* begin *

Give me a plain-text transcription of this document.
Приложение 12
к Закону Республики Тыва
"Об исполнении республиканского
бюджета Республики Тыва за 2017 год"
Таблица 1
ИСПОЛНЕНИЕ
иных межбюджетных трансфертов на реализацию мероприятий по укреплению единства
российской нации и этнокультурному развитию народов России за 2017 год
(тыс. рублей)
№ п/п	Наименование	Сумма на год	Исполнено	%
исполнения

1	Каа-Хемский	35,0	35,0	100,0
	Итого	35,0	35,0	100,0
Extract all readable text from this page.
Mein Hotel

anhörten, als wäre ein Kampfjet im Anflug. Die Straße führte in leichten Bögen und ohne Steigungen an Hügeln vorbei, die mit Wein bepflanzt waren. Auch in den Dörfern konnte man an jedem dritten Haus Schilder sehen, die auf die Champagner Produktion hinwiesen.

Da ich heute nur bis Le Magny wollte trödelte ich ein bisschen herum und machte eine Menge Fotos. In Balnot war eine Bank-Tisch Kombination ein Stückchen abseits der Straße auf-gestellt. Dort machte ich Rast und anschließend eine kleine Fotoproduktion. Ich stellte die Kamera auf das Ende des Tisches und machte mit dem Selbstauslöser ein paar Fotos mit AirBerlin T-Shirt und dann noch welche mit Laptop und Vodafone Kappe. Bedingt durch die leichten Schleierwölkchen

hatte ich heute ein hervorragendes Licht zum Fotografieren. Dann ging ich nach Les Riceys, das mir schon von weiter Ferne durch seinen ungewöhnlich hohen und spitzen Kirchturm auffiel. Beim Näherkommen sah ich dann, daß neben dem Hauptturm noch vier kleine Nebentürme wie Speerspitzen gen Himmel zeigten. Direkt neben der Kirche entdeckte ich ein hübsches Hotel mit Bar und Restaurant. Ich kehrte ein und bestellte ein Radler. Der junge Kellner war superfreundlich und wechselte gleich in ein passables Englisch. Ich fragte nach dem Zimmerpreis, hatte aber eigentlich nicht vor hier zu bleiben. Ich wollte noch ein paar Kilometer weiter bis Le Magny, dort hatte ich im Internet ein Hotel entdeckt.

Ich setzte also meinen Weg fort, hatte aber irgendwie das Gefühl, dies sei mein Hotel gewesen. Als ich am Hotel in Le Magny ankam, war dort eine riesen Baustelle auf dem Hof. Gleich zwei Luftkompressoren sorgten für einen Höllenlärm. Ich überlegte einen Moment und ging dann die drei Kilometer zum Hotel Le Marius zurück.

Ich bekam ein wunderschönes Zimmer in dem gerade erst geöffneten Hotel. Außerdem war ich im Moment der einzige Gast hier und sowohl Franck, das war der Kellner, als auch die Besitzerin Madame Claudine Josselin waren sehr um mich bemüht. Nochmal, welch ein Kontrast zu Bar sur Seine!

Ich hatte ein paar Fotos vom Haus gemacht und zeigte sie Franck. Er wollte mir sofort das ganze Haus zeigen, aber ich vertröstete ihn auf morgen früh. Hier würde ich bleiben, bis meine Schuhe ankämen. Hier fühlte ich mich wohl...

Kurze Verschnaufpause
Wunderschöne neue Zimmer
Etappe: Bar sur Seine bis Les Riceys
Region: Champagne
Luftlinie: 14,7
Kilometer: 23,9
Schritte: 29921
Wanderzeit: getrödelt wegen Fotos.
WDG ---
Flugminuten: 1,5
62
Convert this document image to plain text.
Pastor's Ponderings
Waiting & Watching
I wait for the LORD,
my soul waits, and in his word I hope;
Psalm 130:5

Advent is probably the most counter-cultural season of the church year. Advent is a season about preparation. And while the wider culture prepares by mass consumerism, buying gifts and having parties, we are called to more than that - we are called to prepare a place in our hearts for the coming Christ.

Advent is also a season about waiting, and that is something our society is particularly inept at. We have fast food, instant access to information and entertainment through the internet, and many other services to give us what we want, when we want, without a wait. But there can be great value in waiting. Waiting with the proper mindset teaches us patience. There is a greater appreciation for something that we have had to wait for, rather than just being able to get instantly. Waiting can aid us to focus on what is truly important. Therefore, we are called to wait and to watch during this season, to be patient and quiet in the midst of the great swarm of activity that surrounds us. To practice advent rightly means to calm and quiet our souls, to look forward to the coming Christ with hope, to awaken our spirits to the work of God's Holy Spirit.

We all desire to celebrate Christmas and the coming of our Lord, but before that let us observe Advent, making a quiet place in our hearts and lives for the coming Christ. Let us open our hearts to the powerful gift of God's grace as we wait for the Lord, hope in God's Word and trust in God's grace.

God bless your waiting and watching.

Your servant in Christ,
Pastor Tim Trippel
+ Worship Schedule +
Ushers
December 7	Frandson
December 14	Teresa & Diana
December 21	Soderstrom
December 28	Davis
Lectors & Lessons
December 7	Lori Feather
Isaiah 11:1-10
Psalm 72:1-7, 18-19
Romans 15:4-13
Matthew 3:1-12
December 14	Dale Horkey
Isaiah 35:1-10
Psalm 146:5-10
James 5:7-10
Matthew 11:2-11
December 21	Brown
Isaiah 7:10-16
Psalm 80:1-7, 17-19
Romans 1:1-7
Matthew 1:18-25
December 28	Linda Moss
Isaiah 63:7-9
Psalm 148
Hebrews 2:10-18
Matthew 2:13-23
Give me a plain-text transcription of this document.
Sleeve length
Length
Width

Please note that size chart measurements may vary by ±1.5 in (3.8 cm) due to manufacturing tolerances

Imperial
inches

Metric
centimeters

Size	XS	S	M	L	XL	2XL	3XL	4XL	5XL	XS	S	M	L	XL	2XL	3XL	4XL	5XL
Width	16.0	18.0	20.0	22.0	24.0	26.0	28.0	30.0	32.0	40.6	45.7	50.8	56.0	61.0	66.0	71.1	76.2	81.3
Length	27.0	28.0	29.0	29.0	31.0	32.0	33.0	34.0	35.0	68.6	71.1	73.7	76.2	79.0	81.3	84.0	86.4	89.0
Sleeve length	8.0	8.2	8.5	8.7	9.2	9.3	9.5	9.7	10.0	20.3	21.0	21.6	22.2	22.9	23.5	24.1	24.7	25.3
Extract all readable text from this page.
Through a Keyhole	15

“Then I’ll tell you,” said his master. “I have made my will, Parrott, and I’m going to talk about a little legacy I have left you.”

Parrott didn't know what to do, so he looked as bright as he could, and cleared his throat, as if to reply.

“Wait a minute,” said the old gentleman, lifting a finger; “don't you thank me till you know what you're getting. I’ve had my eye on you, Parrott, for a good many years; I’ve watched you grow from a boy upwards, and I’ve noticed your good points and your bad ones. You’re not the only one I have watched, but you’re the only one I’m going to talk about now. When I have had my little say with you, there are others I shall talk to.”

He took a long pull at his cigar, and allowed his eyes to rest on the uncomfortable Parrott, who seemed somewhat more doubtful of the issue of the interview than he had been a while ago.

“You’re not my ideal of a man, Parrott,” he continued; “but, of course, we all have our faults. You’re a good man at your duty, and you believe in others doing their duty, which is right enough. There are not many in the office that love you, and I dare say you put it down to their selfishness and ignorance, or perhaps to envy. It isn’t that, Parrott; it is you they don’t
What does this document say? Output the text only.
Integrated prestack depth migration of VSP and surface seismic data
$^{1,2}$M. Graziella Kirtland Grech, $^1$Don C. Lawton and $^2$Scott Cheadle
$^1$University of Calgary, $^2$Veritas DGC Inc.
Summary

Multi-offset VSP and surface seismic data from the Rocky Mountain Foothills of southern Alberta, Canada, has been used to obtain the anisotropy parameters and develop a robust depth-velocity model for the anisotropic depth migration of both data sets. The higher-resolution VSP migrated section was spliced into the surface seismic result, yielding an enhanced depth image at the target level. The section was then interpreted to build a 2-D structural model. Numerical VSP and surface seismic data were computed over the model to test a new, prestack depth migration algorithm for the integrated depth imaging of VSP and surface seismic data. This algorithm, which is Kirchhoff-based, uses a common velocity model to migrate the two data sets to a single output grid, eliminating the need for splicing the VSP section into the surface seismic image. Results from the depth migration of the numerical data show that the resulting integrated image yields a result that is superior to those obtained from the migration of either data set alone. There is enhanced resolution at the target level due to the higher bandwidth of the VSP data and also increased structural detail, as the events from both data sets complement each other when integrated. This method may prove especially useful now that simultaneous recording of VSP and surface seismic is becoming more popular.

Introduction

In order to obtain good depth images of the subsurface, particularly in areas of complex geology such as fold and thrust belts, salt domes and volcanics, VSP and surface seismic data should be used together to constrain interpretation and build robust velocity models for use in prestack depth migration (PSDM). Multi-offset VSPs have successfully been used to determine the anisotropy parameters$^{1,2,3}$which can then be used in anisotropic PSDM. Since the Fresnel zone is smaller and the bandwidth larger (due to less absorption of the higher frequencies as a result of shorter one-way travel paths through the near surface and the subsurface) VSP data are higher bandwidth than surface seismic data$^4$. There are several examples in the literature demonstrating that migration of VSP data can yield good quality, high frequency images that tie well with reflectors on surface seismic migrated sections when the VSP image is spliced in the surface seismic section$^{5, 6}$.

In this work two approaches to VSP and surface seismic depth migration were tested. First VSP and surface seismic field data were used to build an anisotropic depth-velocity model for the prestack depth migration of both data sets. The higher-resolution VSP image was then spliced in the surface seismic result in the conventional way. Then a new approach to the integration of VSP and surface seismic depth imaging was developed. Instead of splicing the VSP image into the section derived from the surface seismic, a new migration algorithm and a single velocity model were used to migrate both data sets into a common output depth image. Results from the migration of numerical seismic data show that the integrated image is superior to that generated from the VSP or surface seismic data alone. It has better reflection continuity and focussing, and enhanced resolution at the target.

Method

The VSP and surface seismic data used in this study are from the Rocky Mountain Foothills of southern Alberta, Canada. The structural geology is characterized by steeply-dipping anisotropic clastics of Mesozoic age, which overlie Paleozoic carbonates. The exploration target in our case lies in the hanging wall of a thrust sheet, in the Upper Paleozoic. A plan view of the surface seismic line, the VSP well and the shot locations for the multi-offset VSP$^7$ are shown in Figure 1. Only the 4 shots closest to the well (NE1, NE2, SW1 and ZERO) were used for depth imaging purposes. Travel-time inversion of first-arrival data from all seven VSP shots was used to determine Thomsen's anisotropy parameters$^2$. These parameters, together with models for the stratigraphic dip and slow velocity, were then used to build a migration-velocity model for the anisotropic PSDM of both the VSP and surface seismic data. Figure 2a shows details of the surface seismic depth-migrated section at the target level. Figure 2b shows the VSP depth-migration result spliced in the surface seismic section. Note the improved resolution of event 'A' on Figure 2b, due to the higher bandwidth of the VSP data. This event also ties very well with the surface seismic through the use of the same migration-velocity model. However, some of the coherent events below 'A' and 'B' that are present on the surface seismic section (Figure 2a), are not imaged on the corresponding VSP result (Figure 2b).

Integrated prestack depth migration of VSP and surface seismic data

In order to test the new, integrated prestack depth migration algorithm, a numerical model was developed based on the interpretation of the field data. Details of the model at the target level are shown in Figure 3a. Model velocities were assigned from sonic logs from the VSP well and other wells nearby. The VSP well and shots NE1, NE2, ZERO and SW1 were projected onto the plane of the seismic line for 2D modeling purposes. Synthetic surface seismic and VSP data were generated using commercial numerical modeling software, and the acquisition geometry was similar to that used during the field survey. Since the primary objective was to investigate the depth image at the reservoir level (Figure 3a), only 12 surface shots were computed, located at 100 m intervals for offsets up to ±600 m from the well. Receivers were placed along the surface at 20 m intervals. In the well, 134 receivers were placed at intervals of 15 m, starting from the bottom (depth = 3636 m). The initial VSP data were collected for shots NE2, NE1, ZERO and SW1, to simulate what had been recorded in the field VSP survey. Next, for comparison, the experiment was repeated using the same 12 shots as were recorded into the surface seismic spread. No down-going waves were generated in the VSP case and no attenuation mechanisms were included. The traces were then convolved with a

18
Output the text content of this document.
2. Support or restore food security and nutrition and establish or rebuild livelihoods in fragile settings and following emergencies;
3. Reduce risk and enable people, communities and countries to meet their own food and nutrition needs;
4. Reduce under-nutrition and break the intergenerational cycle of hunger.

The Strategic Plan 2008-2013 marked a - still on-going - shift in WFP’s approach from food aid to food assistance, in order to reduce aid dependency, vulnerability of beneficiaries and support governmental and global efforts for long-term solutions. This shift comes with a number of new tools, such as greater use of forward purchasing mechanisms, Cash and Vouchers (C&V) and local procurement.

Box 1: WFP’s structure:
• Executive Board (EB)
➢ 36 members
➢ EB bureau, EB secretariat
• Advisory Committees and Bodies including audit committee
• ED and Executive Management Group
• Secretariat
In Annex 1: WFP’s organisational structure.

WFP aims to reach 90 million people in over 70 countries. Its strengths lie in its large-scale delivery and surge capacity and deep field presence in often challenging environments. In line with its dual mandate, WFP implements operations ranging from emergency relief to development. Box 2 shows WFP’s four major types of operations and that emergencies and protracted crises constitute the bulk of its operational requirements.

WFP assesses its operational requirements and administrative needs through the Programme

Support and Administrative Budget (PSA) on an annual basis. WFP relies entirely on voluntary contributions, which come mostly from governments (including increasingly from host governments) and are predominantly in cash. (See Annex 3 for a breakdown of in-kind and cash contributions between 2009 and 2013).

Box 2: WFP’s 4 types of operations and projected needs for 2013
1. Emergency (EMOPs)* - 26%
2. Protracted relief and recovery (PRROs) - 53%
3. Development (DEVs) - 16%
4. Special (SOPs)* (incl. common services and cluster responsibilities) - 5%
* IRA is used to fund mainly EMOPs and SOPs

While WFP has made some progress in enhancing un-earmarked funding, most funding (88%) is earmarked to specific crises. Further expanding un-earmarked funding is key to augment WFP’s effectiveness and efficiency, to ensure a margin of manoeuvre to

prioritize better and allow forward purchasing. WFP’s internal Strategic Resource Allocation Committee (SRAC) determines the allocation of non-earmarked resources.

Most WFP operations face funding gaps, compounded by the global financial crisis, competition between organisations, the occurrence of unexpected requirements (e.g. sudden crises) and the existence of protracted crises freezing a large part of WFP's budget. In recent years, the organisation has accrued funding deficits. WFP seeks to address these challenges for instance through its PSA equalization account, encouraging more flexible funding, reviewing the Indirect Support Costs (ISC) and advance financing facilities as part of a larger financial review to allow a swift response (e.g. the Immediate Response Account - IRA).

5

* end *

*Goal of the exercise*: From the entries above, list each line with "Annex" in it.

*Output of the exercise*:
In Annex 1: WFP’s organisational structure.
Support and Administrative Budget (PSA) on an annual basis. WFP relies entirely on voluntary contributions, which come mostly from governments (including increasingly from host governments) and are predominantly in cash. (See Annex 3 for a breakdown of in-kind and cash contributions between 2009 and 2013).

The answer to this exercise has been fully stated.